Copy out the rows below with every instance of "worker-figure" changed to "person-figure", keeping everything else the same.

# Dataset rows
__________

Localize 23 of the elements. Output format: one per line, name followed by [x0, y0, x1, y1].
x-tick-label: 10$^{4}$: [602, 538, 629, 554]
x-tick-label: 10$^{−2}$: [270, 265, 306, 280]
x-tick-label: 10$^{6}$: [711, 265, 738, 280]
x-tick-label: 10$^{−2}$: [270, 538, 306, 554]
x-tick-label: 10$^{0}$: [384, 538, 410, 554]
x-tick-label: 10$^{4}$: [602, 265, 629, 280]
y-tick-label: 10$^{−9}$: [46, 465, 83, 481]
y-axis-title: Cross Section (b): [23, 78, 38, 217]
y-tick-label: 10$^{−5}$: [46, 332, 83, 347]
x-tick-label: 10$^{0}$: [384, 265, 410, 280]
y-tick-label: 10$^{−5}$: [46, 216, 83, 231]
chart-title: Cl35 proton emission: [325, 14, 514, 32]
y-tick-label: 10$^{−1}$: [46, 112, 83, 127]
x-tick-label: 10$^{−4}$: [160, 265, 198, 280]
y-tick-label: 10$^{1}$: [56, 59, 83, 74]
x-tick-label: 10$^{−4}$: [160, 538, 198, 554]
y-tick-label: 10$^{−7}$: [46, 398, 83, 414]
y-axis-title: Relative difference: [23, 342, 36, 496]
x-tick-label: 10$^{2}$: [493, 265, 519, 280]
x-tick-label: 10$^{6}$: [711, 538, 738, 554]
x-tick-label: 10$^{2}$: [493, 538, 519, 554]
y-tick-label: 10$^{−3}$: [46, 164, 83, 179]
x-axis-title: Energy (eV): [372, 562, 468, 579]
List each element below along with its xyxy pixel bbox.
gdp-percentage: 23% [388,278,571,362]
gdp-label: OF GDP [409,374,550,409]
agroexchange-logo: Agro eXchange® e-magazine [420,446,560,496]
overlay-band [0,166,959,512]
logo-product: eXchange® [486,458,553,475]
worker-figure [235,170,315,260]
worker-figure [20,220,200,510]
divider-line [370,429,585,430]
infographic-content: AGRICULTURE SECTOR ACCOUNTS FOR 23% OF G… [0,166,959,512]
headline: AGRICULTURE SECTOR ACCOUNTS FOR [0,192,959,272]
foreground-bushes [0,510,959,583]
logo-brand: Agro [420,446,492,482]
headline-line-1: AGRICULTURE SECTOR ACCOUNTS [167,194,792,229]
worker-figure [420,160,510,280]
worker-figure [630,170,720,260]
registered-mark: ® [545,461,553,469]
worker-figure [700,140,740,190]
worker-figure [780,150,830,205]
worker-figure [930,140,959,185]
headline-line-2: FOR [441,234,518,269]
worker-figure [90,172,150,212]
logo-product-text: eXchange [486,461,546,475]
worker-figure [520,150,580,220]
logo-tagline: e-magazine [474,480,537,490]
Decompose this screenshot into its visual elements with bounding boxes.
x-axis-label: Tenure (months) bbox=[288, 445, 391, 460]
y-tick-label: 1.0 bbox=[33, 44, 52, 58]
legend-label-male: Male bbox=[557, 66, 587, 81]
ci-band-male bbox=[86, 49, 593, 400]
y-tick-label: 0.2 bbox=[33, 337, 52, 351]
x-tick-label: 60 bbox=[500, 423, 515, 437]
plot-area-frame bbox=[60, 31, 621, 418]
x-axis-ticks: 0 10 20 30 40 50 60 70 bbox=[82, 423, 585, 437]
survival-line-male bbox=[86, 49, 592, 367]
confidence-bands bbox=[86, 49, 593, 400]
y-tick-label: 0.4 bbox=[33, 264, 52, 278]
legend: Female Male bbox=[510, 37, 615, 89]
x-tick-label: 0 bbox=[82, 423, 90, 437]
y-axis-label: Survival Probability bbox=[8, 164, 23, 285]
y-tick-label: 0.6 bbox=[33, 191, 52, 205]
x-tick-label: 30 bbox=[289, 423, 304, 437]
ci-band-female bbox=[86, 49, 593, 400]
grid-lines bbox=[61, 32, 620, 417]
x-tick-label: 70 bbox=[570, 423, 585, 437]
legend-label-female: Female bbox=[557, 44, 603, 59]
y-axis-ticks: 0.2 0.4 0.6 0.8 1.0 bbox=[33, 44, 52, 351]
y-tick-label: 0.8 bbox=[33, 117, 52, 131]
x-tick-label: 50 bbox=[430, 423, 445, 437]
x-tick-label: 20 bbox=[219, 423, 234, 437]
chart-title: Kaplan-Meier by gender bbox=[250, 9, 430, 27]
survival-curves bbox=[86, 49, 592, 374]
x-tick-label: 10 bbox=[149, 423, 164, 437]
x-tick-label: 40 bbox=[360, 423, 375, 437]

__________

# Answer to this task
Localize 23 of the elements. Output format: one per line, name followed by [x0, y0, x1, y1].
x-tick-label: 10$^{4}$: [602, 538, 629, 554]
x-tick-label: 10$^{−2}$: [270, 265, 306, 280]
x-tick-label: 10$^{6}$: [711, 265, 738, 280]
x-tick-label: 10$^{−2}$: [270, 538, 306, 554]
x-tick-label: 10$^{0}$: [384, 538, 410, 554]
x-tick-label: 10$^{4}$: [602, 265, 629, 280]
y-tick-label: 10$^{−9}$: [46, 465, 83, 481]
y-axis-title: Cross Section (b): [23, 78, 38, 217]
y-tick-label: 10$^{−5}$: [46, 332, 83, 347]
x-tick-label: 10$^{0}$: [384, 265, 410, 280]
y-tick-label: 10$^{−5}$: [46, 216, 83, 231]
chart-title: Cl35 proton emission: [325, 14, 514, 32]
y-tick-label: 10$^{−1}$: [46, 112, 83, 127]
x-tick-label: 10$^{−4}$: [160, 265, 198, 280]
y-tick-label: 10$^{1}$: [56, 59, 83, 74]
x-tick-label: 10$^{−4}$: [160, 538, 198, 554]
y-tick-label: 10$^{−7}$: [46, 398, 83, 414]
y-axis-title: Relative difference: [23, 342, 36, 496]
x-tick-label: 10$^{2}$: [493, 265, 519, 280]
x-tick-label: 10$^{6}$: [711, 538, 738, 554]
x-tick-label: 10$^{2}$: [493, 538, 519, 554]
y-tick-label: 10$^{−3}$: [46, 164, 83, 179]
x-axis-title: Energy (eV): [372, 562, 468, 579]
List each element below along with its xyxy pixel bbox.
gdp-percentage: 23% [388,278,571,362]
gdp-label: OF GDP [409,374,550,409]
agroexchange-logo: Agro eXchange® e-magazine [420,446,560,496]
overlay-band [0,166,959,512]
logo-product: eXchange® [486,458,553,475]
person-figure [235,170,315,260]
person-figure [20,220,200,510]
divider-line [370,429,585,430]
infographic-content: AGRICULTURE SECTOR ACCOUNTS FOR 23% OF G… [0,166,959,512]
headline: AGRICULTURE SECTOR ACCOUNTS FOR [0,192,959,272]
foreground-bushes [0,510,959,583]
logo-brand: Agro [420,446,492,482]
headline-line-1: AGRICULTURE SECTOR ACCOUNTS [167,194,792,229]
person-figure [420,160,510,280]
person-figure [630,170,720,260]
registered-mark: ® [545,461,553,469]
person-figure [700,140,740,190]
person-figure [780,150,830,205]
person-figure [930,140,959,185]
headline-line-2: FOR [441,234,518,269]
person-figure [90,172,150,212]
logo-product-text: eXchange [486,461,546,475]
person-figure [520,150,580,220]
logo-tagline: e-magazine [474,480,537,490]
Decompose this screenshot into its visual elements with bounding boxes.
x-axis-label: Tenure (months) bbox=[288, 445, 391, 460]
y-tick-label: 1.0 bbox=[33, 44, 52, 58]
legend-label-male: Male bbox=[557, 66, 587, 81]
ci-band-male bbox=[86, 49, 593, 400]
y-tick-label: 0.2 bbox=[33, 337, 52, 351]
x-tick-label: 60 bbox=[500, 423, 515, 437]
plot-area-frame bbox=[60, 31, 621, 418]
x-axis-ticks: 0 10 20 30 40 50 60 70 bbox=[82, 423, 585, 437]
survival-line-male bbox=[86, 49, 592, 367]
confidence-bands bbox=[86, 49, 593, 400]
y-tick-label: 0.4 bbox=[33, 264, 52, 278]
legend: Female Male bbox=[510, 37, 615, 89]
x-tick-label: 0 bbox=[82, 423, 90, 437]
y-axis-label: Survival Probability bbox=[8, 164, 23, 285]
y-tick-label: 0.6 bbox=[33, 191, 52, 205]
x-tick-label: 30 bbox=[289, 423, 304, 437]
ci-band-female bbox=[86, 49, 593, 400]
grid-lines bbox=[61, 32, 620, 417]
x-tick-label: 70 bbox=[570, 423, 585, 437]
legend-label-female: Female bbox=[557, 44, 603, 59]
y-axis-ticks: 0.2 0.4 0.6 0.8 1.0 bbox=[33, 44, 52, 351]
y-tick-label: 0.8 bbox=[33, 117, 52, 131]
x-tick-label: 50 bbox=[430, 423, 445, 437]
x-tick-label: 20 bbox=[219, 423, 234, 437]
chart-title: Kaplan-Meier by gender bbox=[250, 9, 430, 27]
survival-curves bbox=[86, 49, 592, 374]
x-tick-label: 10 bbox=[149, 423, 164, 437]
x-tick-label: 40 bbox=[360, 423, 375, 437]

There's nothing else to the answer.